WHAT THE EXERCISE ASKS ▸ Retype every entry in its entirety, without alteration.

Rows from a figure dataset
- - - -

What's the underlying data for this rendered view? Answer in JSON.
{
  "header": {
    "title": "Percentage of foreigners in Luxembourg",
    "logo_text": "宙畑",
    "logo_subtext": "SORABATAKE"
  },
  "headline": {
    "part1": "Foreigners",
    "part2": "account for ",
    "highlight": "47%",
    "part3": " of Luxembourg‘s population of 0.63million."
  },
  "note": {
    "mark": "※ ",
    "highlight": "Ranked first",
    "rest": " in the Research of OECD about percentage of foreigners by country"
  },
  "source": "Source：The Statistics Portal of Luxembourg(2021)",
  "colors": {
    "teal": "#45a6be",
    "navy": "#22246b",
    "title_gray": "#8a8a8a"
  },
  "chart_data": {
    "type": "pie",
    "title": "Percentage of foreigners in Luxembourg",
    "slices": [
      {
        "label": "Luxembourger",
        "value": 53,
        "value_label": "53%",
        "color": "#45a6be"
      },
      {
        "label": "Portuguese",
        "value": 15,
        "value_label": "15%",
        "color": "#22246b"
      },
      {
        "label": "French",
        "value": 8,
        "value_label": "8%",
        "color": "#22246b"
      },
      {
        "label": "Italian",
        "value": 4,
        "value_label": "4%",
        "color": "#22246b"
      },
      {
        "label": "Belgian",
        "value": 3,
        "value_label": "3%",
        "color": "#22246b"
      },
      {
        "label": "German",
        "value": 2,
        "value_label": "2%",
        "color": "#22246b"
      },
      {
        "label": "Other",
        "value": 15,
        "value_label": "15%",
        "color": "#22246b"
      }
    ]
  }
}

- - - -

THE OUTPUT ▸
What's the underlying data for this rendered view? Answer in JSON.
{
  "header": {
    "title": "Percentage of foreigners in Luxembourg",
    "logo_text": "宙畑",
    "logo_subtext": "SORABATAKE"
  },
  "headline": {
    "part1": "Foreigners",
    "part2": "account for ",
    "highlight": "47%",
    "part3": " of Luxembourg‘s population of 0.63million."
  },
  "note": {
    "mark": "※ ",
    "highlight": "Ranked first",
    "rest": " in the Research of OECD about percentage of foreigners by country"
  },
  "source": "Source：The Statistics Portal of Luxembourg(2021)",
  "colors": {
    "teal": "#45a6be",
    "navy": "#22246b",
    "title_gray": "#8a8a8a"
  },
  "chart_data": {
    "type": "pie",
    "title": "Percentage of foreigners in Luxembourg",
    "slices": [
      {
        "label": "Luxembourger",
        "value": 53,
        "value_label": "53%",
        "color": "#45a6be"
      },
      {
        "label": "Portuguese",
        "value": 15,
        "value_label": "15%",
        "color": "#22246b"
      },
      {
        "label": "French",
        "value": 8,
        "value_label": "8%",
        "color": "#22246b"
      },
      {
        "label": "Italian",
        "value": 4,
        "value_label": "4%",
        "color": "#22246b"
      },
      {
        "label": "Belgian",
        "value": 3,
        "value_label": "3%",
        "color": "#22246b"
      },
      {
        "label": "German",
        "value": 2,
        "value_label": "2%",
        "color": "#22246b"
      },
      {
        "label": "Other",
        "value": 15,
        "value_label": "15%",
        "color": "#22246b"
      }
    ]
  }
}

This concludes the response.